Data items
----------

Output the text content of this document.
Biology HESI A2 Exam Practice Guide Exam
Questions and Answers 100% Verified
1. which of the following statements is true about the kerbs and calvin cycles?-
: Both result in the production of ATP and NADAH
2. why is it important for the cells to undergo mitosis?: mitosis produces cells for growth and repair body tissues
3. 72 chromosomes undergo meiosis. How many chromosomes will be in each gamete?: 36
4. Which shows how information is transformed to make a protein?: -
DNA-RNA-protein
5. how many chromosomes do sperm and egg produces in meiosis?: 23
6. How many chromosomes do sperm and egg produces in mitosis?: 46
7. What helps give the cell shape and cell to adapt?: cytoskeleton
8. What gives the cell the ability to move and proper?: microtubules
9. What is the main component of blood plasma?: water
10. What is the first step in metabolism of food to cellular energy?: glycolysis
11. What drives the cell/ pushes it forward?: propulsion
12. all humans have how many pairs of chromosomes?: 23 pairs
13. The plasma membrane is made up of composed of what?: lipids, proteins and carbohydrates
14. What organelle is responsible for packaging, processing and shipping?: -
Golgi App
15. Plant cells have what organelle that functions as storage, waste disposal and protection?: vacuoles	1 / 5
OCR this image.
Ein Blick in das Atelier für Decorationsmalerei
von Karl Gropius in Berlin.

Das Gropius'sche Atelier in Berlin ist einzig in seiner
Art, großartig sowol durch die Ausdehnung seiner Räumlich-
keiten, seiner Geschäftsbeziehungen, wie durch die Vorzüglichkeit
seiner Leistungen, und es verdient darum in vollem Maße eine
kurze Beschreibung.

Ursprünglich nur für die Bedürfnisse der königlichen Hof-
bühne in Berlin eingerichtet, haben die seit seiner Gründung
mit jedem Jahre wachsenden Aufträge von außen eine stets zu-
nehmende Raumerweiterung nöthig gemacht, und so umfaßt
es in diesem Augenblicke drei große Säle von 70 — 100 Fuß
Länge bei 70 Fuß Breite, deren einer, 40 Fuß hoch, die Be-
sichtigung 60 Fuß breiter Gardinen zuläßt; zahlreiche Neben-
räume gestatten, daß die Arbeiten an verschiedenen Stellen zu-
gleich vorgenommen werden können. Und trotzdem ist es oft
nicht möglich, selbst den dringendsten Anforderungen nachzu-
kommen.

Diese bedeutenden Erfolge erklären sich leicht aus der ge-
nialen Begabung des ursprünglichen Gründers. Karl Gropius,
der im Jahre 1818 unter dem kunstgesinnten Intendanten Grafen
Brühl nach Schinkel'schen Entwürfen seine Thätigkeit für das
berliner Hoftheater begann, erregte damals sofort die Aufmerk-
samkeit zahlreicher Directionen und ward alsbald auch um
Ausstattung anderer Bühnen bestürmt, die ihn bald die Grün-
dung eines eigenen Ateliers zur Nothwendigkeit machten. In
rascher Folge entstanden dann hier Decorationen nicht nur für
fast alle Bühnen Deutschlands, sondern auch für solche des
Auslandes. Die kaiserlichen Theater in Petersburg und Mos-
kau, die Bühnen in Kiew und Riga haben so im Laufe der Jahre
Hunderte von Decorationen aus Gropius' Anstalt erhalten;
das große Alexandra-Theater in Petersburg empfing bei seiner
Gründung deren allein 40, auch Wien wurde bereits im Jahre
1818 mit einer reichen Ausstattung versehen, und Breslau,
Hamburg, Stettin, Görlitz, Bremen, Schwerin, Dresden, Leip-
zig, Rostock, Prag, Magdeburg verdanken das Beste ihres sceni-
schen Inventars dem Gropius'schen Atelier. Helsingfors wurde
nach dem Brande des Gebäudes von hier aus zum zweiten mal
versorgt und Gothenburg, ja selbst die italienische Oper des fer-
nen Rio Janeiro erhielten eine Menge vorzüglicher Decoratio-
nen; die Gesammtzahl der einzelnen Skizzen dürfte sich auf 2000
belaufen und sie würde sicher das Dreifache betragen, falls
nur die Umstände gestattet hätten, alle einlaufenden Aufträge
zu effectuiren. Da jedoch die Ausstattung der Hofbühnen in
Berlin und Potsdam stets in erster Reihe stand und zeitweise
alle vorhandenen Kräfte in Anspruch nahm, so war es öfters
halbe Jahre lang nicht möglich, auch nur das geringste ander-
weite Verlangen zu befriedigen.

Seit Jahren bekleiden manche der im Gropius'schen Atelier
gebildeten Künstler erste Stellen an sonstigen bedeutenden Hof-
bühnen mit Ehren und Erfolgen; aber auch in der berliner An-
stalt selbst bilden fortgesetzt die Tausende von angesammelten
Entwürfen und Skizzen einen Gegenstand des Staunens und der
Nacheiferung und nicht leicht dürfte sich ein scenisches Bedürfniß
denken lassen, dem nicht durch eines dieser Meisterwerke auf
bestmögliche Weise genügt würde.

----------

▶ INSTRUCTIONS TO FOLLOW
Each line holding the word "Skizzen" must be copied from the data.

▶ OUTPUT FOR THIS TASK
nen; die Gesammtzahl der einzelnen Skizzen dürfte sich auf 2000
Entwürfen und Skizzen einen Gegenstand des Staunens und der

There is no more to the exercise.